INSTRUCTIONS FOR THE TASK: Give the number of lines in the data that hold the word "anni", and nothing else.

═══ ENTRIES SHOWN

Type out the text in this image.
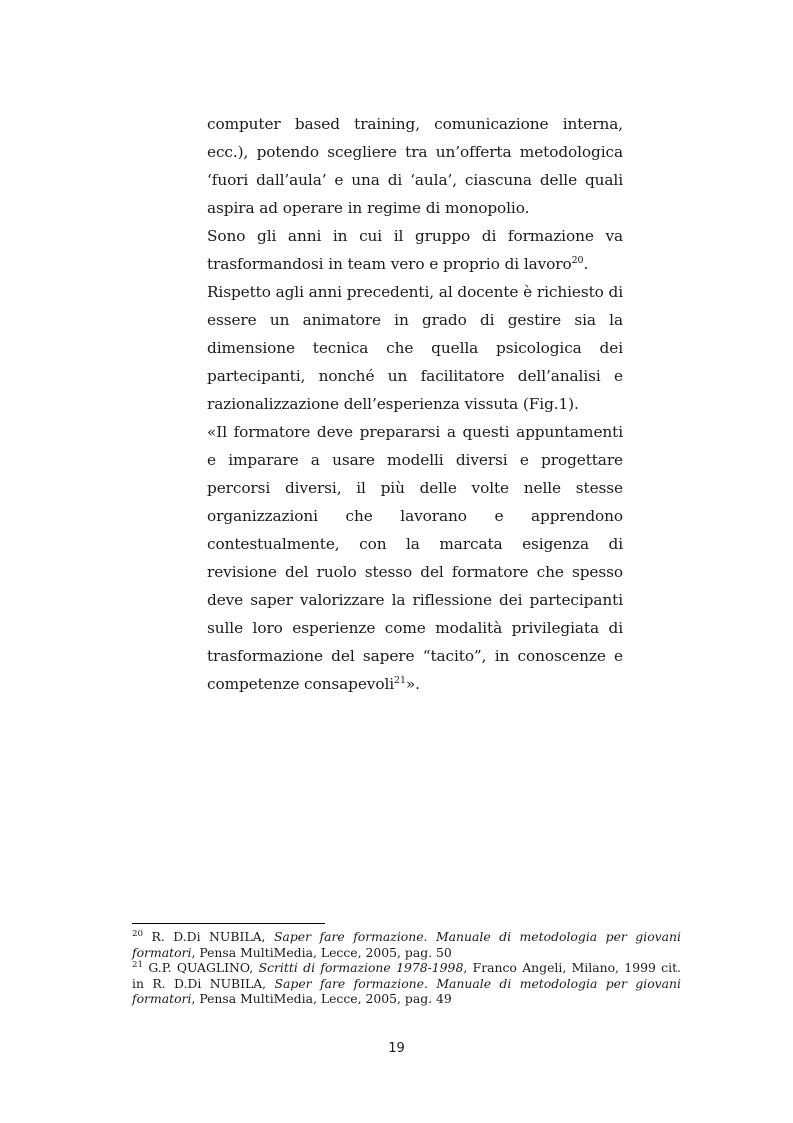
computer based training, comunicazione interna, ecc.), potendo scegliere tra un’offerta metodologica ‘fuori dall’aula’ e una di ‘aula’, ciascuna delle quali aspira ad operare in regime di monopolio.

Sono gli anni in cui il gruppo di formazione va trasformandosi in team vero e proprio di lavoro$^{20}$.

Rispetto agli anni precedenti, al docente è richiesto di essere un animatore in grado di gestire sia la dimensione tecnica che quella psicologica dei partecipanti, nonché un facilitatore dell’analisi e razionalizzazione dell’esperienza vissuta (Fig.1).

«Il formatore deve prepararsi a questi appuntamenti e imparare a usare modelli diversi e progettare percorsi diversi, il più delle volte nelle stesse organizzazioni che lavorano e apprendono contestualmente, con la marcata esigenza di revisione del ruolo stesso del formatore che spesso deve saper valorizzare la riflessione dei partecipanti sulle loro esperienze come modalità privilegiata di trasformazione del sapere “tacito”, in conoscenze e competenze consapevoli$^{21}$».

$^{20}$ R. D.Di NUBILA, Saper fare formazione. Manuale di metodologia per giovani formatori, Pensa MultiMedia, Lecce, 2005, pag. 50

$^{21}$ G.P. QUAGLINO, Scritti di formazione 1978-1998, Franco Angeli, Milano, 1999 cit. in R. D.Di NUBILA, Saper fare formazione. Manuale di metodologia per giovani formatori, Pensa MultiMedia, Lecce, 2005, pag. 49

19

══════

IN RESPONSE: 2